Work instructions
From the entries below, list each line with "name".

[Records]
-- -- --
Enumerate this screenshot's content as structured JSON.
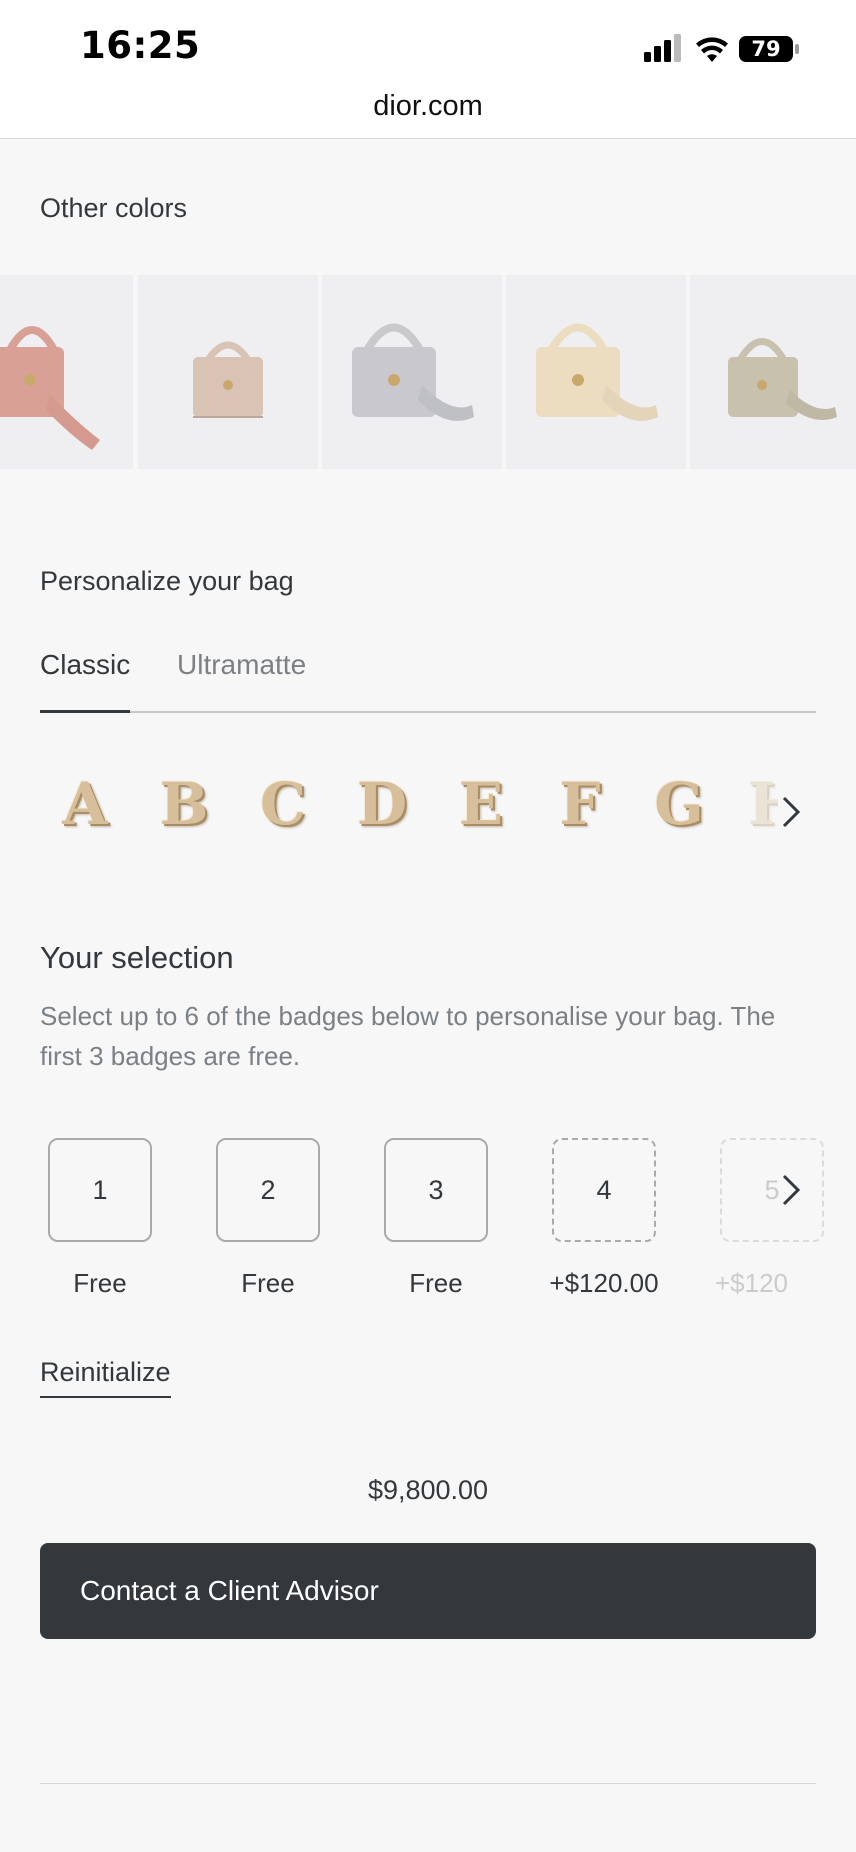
{
  "status_bar": {
    "time": "16:25",
    "battery": "79"
  },
  "browser": {
    "url": "dior.com"
  },
  "other_colors": {
    "title": "Other colors",
    "swatches": [
      {
        "name": "pink",
        "bag_color": "#d9a196"
      },
      {
        "name": "nude",
        "bag_color": "#d9c3b4"
      },
      {
        "name": "grey",
        "bag_color": "#c9c9cd"
      },
      {
        "name": "cream",
        "bag_color": "#ecdcc0"
      },
      {
        "name": "taupe",
        "bag_color": "#c8c1ae"
      }
    ]
  },
  "personalize": {
    "title": "Personalize your bag",
    "tabs": [
      {
        "label": "Classic",
        "active": true
      },
      {
        "label": "Ultramatte",
        "active": false
      }
    ],
    "letters": [
      "A",
      "B",
      "C",
      "D",
      "E",
      "F",
      "G",
      "H"
    ]
  },
  "selection": {
    "title": "Your selection",
    "description": "Select up to 6 of the badges below to personalise your bag. The first 3 badges are free.",
    "badges": [
      {
        "number": "1",
        "price": "Free"
      },
      {
        "number": "2",
        "price": "Free"
      },
      {
        "number": "3",
        "price": "Free"
      },
      {
        "number": "4",
        "price": "+$120.00"
      },
      {
        "number": "5",
        "price": "+$120"
      }
    ],
    "reinitialize_label": "Reinitialize"
  },
  "purchase": {
    "price": "$9,800.00",
    "cta_label": "Contact a Client Advisor"
  },
  "colors": {
    "primary": "#33383c",
    "background": "#f7f7f8",
    "muted_text": "#7b8085"
  }
}
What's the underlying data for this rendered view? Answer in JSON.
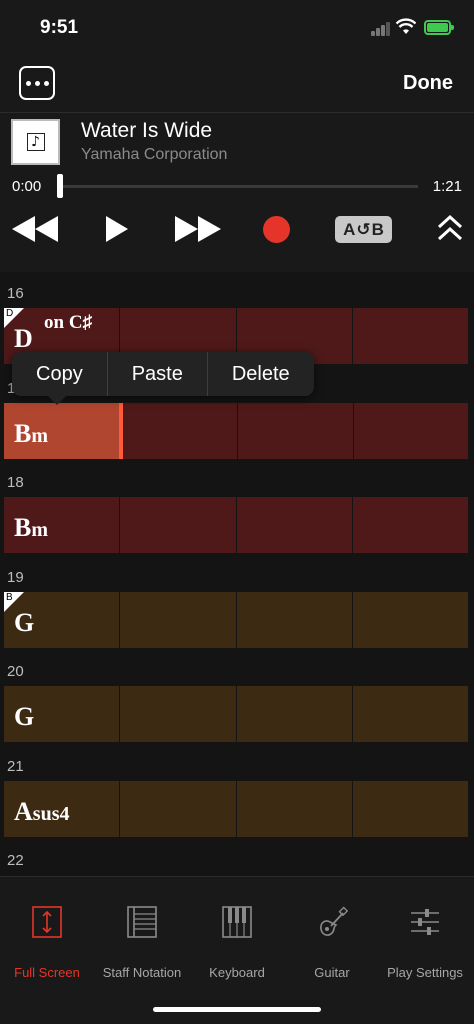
{
  "status": {
    "time": "9:51"
  },
  "header": {
    "more_icon": "ellipsis-icon",
    "done_label": "Done"
  },
  "song": {
    "title": "Water Is Wide",
    "artist": "Yamaha Corporation",
    "art_icon": "music-note-icon"
  },
  "playback": {
    "current_time": "0:00",
    "total_time": "1:21",
    "progress": 0.0,
    "ab_label_a": "A",
    "ab_label_b": "B"
  },
  "colors": {
    "accent": "#e5352a",
    "bar_red": "#4f1919",
    "bar_gold": "#3c2a12",
    "selected": "#b14630"
  },
  "bars": [
    {
      "number": "16",
      "chord_main": "D",
      "chord_suffix": "",
      "chord_on": "on C♯",
      "tag": "D",
      "color": "red"
    },
    {
      "number": "17",
      "chord_main": "B",
      "chord_suffix": "m",
      "chord_on": "",
      "tag": "",
      "color": "red",
      "selected": true
    },
    {
      "number": "18",
      "chord_main": "B",
      "chord_suffix": "m",
      "chord_on": "",
      "tag": "",
      "color": "red"
    },
    {
      "number": "19",
      "chord_main": "G",
      "chord_suffix": "",
      "chord_on": "",
      "tag": "B",
      "color": "gold"
    },
    {
      "number": "20",
      "chord_main": "G",
      "chord_suffix": "",
      "chord_on": "",
      "tag": "",
      "color": "gold"
    },
    {
      "number": "21",
      "chord_main": "A",
      "chord_suffix": "sus4",
      "chord_on": "",
      "tag": "",
      "color": "gold"
    },
    {
      "number": "22"
    }
  ],
  "context_menu": {
    "copy": "Copy",
    "paste": "Paste",
    "delete": "Delete"
  },
  "tabs": [
    {
      "label": "Full Screen",
      "icon": "full-screen-icon",
      "active": true
    },
    {
      "label": "Staff Notation",
      "icon": "staff-notation-icon"
    },
    {
      "label": "Keyboard",
      "icon": "keyboard-icon"
    },
    {
      "label": "Guitar",
      "icon": "guitar-icon"
    },
    {
      "label": "Play Settings",
      "icon": "sliders-icon"
    }
  ]
}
-- -- --
Completed exercise
        "name": "pink",
        "name": "nude",
        "name": "grey",
        "name": "cream",
        "name": "taupe",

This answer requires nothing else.